### TASK PROMPT
Review the listing and copy each line that holds the word "search".

### RECORDS
/---

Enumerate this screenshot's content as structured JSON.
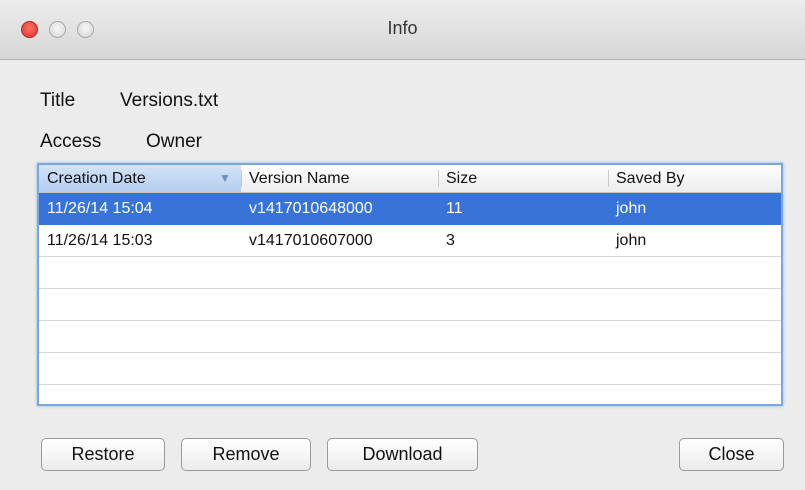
{
  "window": {
    "title": "Info"
  },
  "fields": {
    "title_label": "Title",
    "title_value": "Versions.txt",
    "access_label": "Access",
    "access_value": "Owner"
  },
  "table": {
    "columns": [
      {
        "label": "Creation Date",
        "sorted": true,
        "sort_direction": "descending"
      },
      {
        "label": "Version Name"
      },
      {
        "label": "Size"
      },
      {
        "label": "Saved By"
      }
    ],
    "rows": [
      {
        "date": "11/26/14 15:04",
        "name": "v1417010648000",
        "size": "11",
        "saved_by": "john",
        "selected": true
      },
      {
        "date": "11/26/14 15:03",
        "name": "v1417010607000",
        "size": "3",
        "saved_by": "john",
        "selected": false
      }
    ]
  },
  "buttons": {
    "restore": "Restore",
    "remove": "Remove",
    "download": "Download",
    "close": "Close"
  },
  "colors": {
    "selection": "#3874d7",
    "focus_ring": "#7aa7de",
    "close_light": "#ff5f57"
  },
  "icons": {
    "sort_indicator": "triangle-down-icon"
  }
}
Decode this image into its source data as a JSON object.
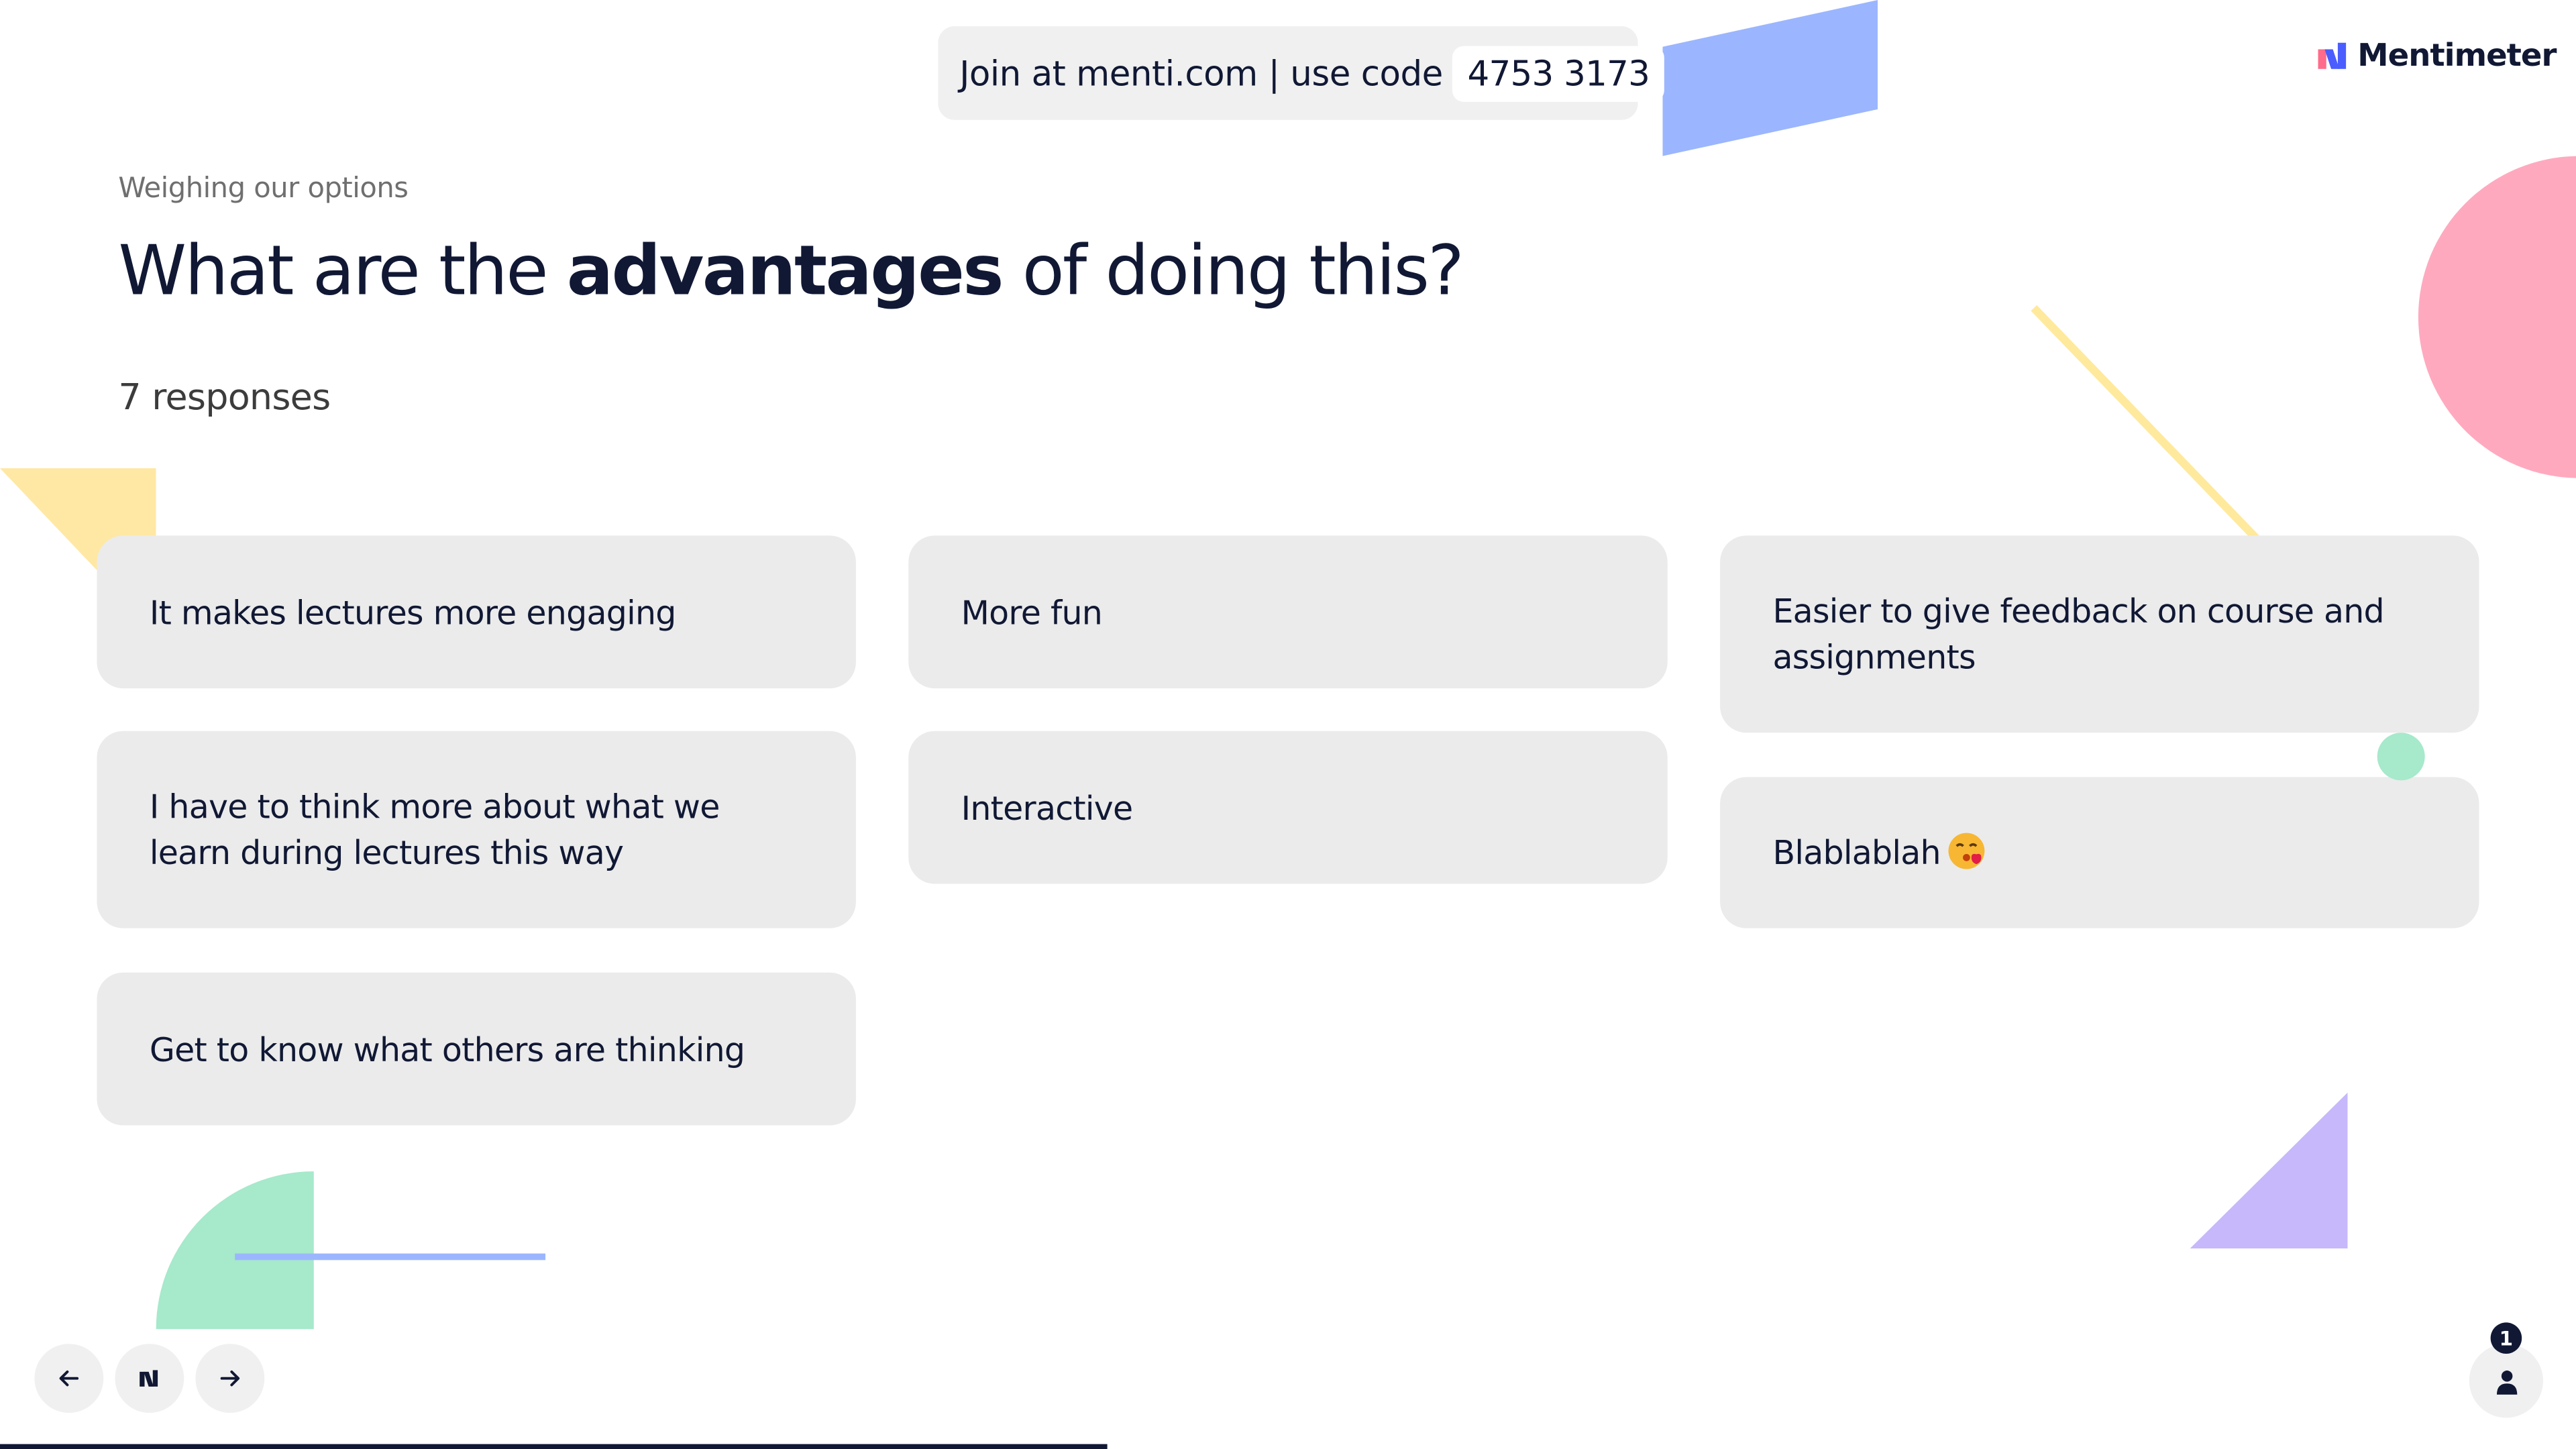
{
  "join_bar": {
    "text": "Join at menti.com | use code",
    "code": "4753 3173"
  },
  "brand": {
    "name": "Mentimeter"
  },
  "slide": {
    "subheading": "Weighing our options",
    "title_before": "What are the ",
    "title_bold": "advantages",
    "title_after": " of doing this?",
    "response_count": "7 responses"
  },
  "responses": [
    {
      "text": "It makes lectures more engaging"
    },
    {
      "text": "More fun"
    },
    {
      "text": "Easier to give feedback on course and assignments"
    },
    {
      "text": "I have to think more about what we learn during lectures this way"
    },
    {
      "text": "Interactive"
    },
    {
      "text": "Blablablah"
    },
    {
      "text": "Get to know what others are thinking"
    }
  ],
  "controls": {
    "prev_icon": "arrow-left-icon",
    "menu_icon": "mentimeter-logo-icon",
    "next_icon": "arrow-right-icon",
    "participants_icon": "person-icon",
    "participant_count": "1",
    "progress_fraction": 0.43
  },
  "colors": {
    "text": "#101834",
    "card": "#ebebeb",
    "accent_blue": "#9bb6ff",
    "accent_pink": "#ffa9bf",
    "accent_yellow": "#ffe8a4",
    "accent_green": "#a6e9cb",
    "accent_purple": "#c7b8fb"
  }
}
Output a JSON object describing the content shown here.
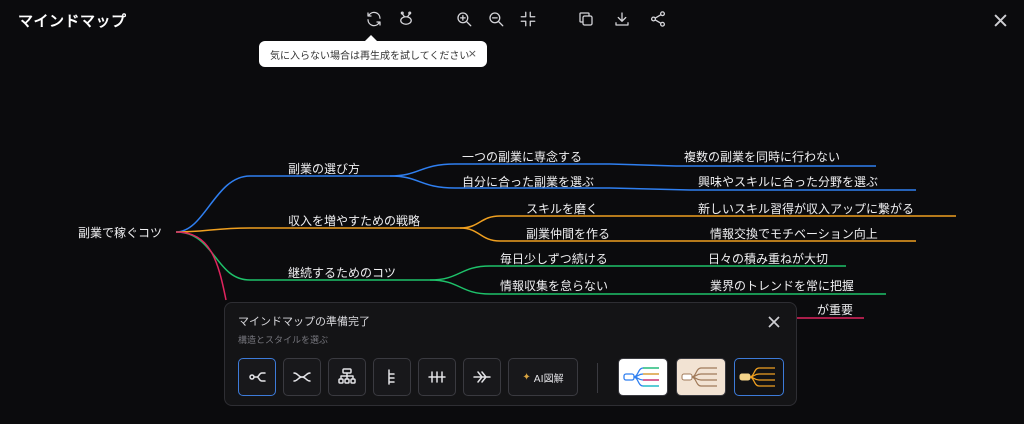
{
  "header": {
    "title": "マインドマップ",
    "tooltip": "気に入らない場合は再生成を試してください",
    "tooltip_close": "×",
    "toolbar_icons": [
      "refresh-icon",
      "lasso-icon",
      "zoom-in-icon",
      "zoom-out-icon",
      "fit-icon",
      "copy-icon",
      "download-icon",
      "share-icon"
    ],
    "close_icon": "close-icon"
  },
  "mindmap": {
    "root": "副業で稼ぐコツ",
    "branches": [
      {
        "label": "副業の選び方",
        "color": "#2f7ff0",
        "children": [
          {
            "label": "一つの副業に専念する",
            "leaf": "複数の副業を同時に行わない"
          },
          {
            "label": "自分に合った副業を選ぶ",
            "leaf": "興味やスキルに合った分野を選ぶ"
          }
        ]
      },
      {
        "label": "収入を増やすための戦略",
        "color": "#f0a020",
        "children": [
          {
            "label": "スキルを磨く",
            "leaf": "新しいスキル習得が収入アップに繋がる"
          },
          {
            "label": "副業仲間を作る",
            "leaf": "情報交換でモチベーション向上"
          }
        ]
      },
      {
        "label": "継続するためのコツ",
        "color": "#1ec26a",
        "children": [
          {
            "label": "毎日少しずつ続ける",
            "leaf": "日々の積み重ねが大切"
          },
          {
            "label": "情報収集を怠らない",
            "leaf": "業界のトレンドを常に把握"
          }
        ]
      }
    ],
    "hidden_branch_color": "#e0245e",
    "hidden_leaf_fragment": "が重要"
  },
  "panel": {
    "title": "マインドマップの準備完了",
    "subtitle": "構造とスタイルを選ぶ",
    "ai_label": "AI図解",
    "layout_icons": [
      "layout-right-icon",
      "layout-both-icon",
      "layout-org-icon",
      "layout-list-icon",
      "layout-timeline-icon",
      "layout-fishbone-icon"
    ],
    "style_options": [
      "white-style",
      "beige-style",
      "dark-style"
    ],
    "selected_style": "dark-style",
    "selected_layout": "layout-right-icon"
  }
}
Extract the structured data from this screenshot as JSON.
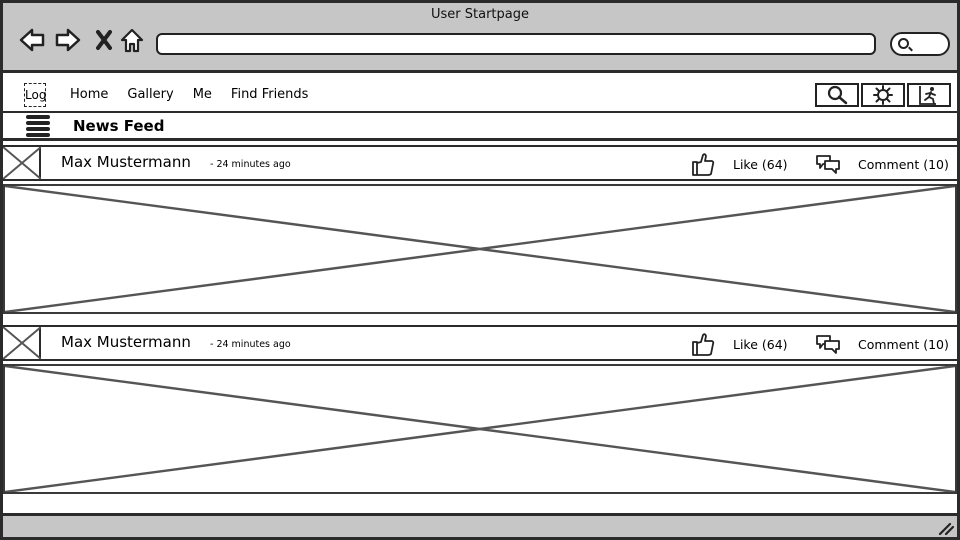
{
  "window": {
    "title": "User Startpage"
  },
  "browser": {
    "url": "",
    "back_icon": "back-arrow-icon",
    "forward_icon": "forward-arrow-icon",
    "stop_icon": "close-icon",
    "home_icon": "home-icon",
    "search_icon": "search-icon"
  },
  "topnav": {
    "logo_label": "Log",
    "menu": [
      "Home",
      "Gallery",
      "Me",
      "Find Friends"
    ],
    "icon_buttons": [
      "search-icon",
      "gear-icon",
      "exit-icon"
    ]
  },
  "feed": {
    "title": "News Feed"
  },
  "posts": [
    {
      "author": "Max Mustermann",
      "time": "- 24 minutes ago",
      "like_label": "Like (64)",
      "comment_label": "Comment (10)"
    },
    {
      "author": "Max Mustermann",
      "time": "- 24 minutes ago",
      "like_label": "Like (64)",
      "comment_label": "Comment (10)"
    }
  ],
  "colors": {
    "chrome": "#c6c6c6",
    "border": "#2b2b2b",
    "placeholder_stroke": "#555555"
  }
}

\---

### OUTPUT FOR THIS EXERCISE
    "search_icon": "search-icon"
      "search-icon",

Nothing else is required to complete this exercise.